▸ **Recorded data**:

»»

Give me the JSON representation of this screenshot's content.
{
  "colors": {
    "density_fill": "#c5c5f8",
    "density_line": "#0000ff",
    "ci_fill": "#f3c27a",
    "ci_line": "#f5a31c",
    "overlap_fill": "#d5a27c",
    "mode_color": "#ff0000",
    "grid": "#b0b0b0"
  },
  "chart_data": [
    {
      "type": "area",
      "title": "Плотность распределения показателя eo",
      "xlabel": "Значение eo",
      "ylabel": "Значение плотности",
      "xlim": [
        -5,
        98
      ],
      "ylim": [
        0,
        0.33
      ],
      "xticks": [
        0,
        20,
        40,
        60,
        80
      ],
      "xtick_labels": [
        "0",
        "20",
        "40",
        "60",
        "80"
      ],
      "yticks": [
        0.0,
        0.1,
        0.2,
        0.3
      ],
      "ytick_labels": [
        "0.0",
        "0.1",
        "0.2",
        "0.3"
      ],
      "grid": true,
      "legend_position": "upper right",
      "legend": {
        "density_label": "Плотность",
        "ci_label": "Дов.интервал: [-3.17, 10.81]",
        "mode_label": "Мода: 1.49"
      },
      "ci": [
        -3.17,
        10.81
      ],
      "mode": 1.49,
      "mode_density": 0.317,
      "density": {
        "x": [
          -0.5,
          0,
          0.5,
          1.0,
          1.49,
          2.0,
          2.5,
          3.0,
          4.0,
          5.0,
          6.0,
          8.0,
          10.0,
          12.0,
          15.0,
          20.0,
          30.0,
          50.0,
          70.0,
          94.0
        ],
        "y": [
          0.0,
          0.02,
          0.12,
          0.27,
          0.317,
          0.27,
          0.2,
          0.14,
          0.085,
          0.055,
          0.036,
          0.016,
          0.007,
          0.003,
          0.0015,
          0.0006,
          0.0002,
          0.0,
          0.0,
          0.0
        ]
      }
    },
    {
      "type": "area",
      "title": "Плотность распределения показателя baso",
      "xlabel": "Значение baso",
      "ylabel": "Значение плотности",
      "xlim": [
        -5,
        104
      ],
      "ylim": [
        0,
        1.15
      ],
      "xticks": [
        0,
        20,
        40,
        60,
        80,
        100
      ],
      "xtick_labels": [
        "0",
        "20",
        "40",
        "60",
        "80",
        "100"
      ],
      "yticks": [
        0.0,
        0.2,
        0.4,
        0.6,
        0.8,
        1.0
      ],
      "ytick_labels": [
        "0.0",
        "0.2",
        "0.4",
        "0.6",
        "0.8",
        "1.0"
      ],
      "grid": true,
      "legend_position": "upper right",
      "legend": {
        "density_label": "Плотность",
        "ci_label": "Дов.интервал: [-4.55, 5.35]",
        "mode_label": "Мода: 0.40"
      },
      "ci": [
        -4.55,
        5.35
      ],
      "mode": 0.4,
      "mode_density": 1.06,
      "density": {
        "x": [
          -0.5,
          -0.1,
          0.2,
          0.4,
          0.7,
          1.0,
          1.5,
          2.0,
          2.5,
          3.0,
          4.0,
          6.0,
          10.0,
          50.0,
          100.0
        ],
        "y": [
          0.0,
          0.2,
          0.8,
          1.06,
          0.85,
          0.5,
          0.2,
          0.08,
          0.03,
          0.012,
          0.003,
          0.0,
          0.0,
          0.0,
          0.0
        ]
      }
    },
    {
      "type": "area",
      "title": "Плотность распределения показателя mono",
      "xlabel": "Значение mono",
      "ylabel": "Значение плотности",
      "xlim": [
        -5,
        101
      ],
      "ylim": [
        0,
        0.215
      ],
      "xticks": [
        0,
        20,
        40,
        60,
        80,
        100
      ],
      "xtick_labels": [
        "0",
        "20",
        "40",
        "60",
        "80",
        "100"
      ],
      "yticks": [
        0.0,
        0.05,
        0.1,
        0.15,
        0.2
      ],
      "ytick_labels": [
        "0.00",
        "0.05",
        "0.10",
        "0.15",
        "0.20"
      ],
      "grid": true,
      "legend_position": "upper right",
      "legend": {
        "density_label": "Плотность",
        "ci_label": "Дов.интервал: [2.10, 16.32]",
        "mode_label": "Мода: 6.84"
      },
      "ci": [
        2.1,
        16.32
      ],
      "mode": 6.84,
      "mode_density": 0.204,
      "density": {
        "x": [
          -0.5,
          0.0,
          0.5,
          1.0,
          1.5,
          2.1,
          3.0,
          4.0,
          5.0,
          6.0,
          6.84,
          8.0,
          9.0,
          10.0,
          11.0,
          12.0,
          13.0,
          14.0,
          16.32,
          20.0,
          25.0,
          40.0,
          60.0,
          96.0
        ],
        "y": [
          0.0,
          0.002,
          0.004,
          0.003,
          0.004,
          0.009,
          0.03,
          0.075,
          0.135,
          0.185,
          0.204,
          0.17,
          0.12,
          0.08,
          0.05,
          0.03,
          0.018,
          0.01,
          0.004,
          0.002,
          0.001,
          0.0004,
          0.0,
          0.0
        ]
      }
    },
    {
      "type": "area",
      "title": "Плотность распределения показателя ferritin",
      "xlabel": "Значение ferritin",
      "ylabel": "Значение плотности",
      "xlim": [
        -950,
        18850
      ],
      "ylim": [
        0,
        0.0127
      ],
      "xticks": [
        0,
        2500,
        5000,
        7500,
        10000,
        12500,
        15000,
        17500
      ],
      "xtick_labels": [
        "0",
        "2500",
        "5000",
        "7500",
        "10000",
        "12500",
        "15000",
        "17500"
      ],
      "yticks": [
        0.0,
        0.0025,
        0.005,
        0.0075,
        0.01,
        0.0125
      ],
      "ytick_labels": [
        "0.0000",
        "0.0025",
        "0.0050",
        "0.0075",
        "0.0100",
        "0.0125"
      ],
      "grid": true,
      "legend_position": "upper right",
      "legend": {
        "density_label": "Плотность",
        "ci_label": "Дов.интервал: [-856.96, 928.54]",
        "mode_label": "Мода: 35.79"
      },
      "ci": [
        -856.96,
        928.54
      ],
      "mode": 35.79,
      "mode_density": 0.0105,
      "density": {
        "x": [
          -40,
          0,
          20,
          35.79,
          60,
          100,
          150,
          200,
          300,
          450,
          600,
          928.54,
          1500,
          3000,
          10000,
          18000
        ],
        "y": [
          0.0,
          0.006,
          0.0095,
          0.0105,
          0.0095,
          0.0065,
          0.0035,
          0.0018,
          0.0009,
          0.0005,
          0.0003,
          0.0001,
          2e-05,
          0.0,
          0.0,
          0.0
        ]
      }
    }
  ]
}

««

▸ **Required work**:
Report only the number of lines in the records that include the word "интервал".

▸ **Task result**:
4